Work required: Copy each line below that contains "brought".

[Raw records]
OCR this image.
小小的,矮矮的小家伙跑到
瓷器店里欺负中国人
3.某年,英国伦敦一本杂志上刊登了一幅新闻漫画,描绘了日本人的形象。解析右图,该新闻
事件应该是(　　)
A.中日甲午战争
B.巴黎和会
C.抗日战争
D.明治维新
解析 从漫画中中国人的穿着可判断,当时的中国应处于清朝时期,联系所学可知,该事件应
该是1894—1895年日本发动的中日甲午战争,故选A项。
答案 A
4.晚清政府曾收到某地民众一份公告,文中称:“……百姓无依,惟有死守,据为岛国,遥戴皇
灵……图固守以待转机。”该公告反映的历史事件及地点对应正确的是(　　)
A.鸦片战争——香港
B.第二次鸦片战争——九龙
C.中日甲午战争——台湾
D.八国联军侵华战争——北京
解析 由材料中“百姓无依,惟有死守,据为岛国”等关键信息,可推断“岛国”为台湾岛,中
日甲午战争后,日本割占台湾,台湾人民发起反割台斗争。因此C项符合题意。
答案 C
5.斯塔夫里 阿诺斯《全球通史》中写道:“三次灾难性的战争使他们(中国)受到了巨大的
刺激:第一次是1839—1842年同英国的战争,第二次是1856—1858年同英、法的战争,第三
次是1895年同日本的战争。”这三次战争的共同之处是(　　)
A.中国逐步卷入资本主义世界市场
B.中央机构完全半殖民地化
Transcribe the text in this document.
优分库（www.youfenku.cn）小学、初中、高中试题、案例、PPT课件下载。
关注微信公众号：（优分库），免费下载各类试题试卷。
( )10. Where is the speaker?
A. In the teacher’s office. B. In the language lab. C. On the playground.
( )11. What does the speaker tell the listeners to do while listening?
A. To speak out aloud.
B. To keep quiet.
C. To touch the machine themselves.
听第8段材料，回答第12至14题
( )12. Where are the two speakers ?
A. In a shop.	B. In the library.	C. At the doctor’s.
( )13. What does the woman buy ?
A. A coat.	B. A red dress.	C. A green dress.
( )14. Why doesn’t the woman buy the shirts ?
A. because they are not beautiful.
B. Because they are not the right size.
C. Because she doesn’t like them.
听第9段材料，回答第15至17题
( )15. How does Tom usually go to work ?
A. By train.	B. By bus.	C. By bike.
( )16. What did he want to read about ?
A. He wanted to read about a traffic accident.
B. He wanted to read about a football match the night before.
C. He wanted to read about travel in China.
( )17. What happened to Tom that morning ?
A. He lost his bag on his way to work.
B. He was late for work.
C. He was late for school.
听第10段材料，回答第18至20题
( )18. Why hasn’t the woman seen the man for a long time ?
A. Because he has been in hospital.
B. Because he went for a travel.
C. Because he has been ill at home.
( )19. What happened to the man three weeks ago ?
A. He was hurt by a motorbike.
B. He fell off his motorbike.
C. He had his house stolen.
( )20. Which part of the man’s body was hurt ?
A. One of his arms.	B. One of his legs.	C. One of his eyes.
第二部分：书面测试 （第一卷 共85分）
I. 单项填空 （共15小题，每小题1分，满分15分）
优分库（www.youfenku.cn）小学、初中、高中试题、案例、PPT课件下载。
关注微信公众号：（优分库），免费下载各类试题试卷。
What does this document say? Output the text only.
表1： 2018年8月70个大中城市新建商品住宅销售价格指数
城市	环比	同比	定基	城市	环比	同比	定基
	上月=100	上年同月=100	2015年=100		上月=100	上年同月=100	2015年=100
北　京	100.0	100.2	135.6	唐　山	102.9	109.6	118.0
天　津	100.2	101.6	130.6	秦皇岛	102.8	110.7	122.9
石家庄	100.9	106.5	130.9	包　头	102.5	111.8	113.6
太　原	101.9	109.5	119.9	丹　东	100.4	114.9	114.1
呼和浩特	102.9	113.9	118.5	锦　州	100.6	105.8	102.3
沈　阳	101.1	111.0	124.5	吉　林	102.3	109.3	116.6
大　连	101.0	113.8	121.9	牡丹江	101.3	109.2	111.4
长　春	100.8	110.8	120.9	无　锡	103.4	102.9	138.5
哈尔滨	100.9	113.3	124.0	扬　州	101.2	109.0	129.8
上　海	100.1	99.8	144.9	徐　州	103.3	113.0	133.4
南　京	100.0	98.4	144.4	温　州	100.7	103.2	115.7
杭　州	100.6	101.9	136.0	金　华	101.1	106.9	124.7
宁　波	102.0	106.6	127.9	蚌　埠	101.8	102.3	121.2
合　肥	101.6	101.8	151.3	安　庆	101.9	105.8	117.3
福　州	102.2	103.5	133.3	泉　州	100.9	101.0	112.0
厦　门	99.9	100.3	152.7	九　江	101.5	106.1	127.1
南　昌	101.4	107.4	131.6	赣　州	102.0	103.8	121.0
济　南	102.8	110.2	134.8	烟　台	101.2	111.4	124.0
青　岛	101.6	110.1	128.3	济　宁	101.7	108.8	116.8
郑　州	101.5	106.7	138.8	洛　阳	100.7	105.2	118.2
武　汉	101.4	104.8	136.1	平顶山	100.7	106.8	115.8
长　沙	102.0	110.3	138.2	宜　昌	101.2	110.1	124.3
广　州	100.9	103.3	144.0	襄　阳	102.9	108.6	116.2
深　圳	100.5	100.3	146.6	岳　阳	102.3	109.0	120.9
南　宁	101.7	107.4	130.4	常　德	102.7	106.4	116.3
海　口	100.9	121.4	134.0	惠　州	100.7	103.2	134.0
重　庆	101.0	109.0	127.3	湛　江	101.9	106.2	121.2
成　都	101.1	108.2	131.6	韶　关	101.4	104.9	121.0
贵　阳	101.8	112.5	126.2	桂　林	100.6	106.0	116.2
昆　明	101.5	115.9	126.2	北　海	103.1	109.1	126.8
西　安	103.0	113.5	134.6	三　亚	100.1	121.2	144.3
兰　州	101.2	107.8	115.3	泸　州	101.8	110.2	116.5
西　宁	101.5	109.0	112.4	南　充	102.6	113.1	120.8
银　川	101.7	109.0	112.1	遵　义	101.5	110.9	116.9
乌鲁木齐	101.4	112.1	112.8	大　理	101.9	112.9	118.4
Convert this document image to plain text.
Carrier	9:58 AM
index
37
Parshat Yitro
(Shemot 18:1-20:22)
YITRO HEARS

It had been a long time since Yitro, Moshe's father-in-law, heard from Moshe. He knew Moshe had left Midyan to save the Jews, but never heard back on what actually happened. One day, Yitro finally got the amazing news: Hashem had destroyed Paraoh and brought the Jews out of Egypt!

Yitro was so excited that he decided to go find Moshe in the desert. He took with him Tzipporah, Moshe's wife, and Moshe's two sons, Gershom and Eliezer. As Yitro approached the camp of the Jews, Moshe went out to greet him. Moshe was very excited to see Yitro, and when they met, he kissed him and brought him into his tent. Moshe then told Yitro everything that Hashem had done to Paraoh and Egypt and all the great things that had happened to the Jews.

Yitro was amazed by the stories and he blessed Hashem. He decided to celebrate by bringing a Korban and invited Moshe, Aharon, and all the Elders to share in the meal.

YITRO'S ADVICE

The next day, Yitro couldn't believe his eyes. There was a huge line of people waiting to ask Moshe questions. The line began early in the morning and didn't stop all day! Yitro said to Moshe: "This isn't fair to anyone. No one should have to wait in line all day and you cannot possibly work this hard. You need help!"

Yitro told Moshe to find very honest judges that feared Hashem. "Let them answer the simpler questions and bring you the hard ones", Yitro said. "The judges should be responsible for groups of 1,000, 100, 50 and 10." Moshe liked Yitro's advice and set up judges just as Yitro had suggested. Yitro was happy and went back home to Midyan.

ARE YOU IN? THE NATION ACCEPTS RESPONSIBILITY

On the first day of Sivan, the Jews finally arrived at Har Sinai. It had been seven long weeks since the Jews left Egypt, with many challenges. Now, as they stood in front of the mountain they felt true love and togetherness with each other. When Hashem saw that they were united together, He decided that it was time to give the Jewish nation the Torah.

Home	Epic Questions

Response:
It had been a long time since Yitro, Moshe's father-in-law, heard from Moshe. He knew Moshe had left Midyan to save the Jews, but never heard back on what actually happened. One day, Yitro finally got the amazing news: Hashem had destroyed Paraoh and brought the Jews out of Egypt!
Yitro was so excited that he decided to go find Moshe in the desert. He took with him Tzipporah, Moshe's wife, and Moshe's two sons, Gershom and Eliezer. As Yitro approached the camp of the Jews, Moshe went out to greet him. Moshe was very excited to see Yitro, and when they met, he kissed him and brought him into his tent. Moshe then told Yitro everything that Hashem had done to Paraoh and Egypt and all the great things that had happened to the Jews.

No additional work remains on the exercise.